GOAL:
In the entries below, identify every line with the string "Jaworze" and copy it.
begin
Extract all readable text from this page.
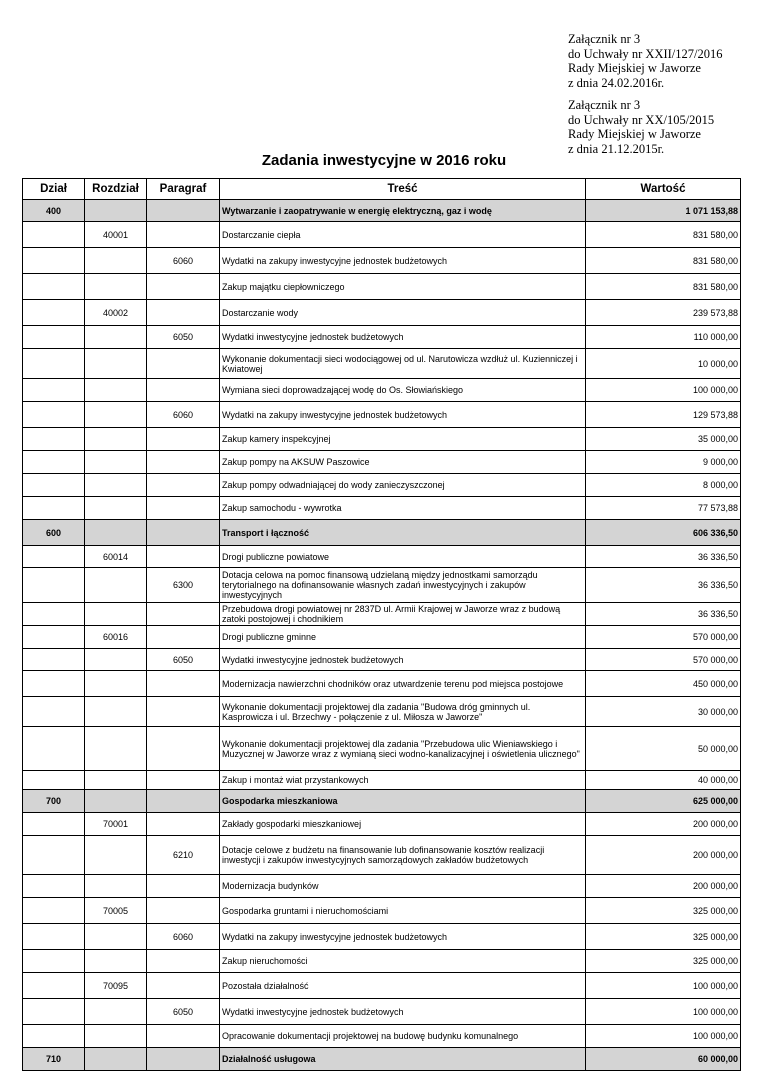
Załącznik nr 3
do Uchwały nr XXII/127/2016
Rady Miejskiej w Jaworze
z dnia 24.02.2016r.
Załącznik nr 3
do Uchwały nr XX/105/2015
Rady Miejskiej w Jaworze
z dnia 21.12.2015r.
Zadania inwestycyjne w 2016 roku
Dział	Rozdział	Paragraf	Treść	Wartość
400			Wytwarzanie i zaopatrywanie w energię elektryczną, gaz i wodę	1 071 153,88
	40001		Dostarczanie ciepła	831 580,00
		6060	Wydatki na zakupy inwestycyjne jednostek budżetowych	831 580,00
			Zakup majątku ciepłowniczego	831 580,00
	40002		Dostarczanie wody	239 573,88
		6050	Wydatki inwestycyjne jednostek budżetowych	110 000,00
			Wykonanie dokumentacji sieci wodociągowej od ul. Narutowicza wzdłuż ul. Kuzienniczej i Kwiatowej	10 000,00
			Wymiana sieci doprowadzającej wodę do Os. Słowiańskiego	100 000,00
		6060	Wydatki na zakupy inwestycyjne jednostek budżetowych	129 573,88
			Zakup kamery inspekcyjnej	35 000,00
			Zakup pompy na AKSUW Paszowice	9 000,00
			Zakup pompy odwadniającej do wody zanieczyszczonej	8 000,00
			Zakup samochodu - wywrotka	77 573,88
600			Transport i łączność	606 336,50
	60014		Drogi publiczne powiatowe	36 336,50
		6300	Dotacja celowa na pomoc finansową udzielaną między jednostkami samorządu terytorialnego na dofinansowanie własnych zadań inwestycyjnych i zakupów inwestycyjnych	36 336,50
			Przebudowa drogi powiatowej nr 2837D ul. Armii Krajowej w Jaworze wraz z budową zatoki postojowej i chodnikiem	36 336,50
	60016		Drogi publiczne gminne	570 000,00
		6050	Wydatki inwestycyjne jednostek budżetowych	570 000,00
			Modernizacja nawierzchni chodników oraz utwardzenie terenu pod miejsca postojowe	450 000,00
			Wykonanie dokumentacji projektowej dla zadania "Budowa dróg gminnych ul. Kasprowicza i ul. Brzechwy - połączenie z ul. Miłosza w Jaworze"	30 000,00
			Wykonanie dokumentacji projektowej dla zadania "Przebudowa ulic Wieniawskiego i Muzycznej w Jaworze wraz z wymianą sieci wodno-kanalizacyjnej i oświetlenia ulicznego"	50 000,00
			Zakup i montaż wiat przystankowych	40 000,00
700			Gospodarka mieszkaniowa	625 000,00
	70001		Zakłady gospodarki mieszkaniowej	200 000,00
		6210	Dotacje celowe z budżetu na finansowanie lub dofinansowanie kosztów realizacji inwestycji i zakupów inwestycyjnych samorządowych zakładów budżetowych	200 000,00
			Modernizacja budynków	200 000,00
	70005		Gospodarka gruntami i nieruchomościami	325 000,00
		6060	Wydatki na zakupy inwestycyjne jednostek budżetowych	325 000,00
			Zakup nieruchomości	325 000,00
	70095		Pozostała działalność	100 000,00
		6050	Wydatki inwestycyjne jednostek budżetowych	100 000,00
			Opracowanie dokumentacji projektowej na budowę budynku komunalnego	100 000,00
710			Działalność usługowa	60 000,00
end
RESPONSE TO THE EXERCISE:
Rady Miejskiej w Jaworze
Rady Miejskiej w Jaworze
			Przebudowa drogi powiatowej nr 2837D ul. Armii Krajowej w Jaworze wraz z budową zatoki postojowej i chodnikiem	36 336,50
			Wykonanie dokumentacji projektowej dla zadania "Budowa dróg gminnych ul. Kasprowicza i ul. Brzechwy - połączenie z ul. Miłosza w Jaworze"	30 000,00
			Wykonanie dokumentacji projektowej dla zadania "Przebudowa ulic Wieniawskiego i Muzycznej w Jaworze wraz z wymianą sieci wodno-kanalizacyjnej i oświetlenia ulicznego"	50 000,00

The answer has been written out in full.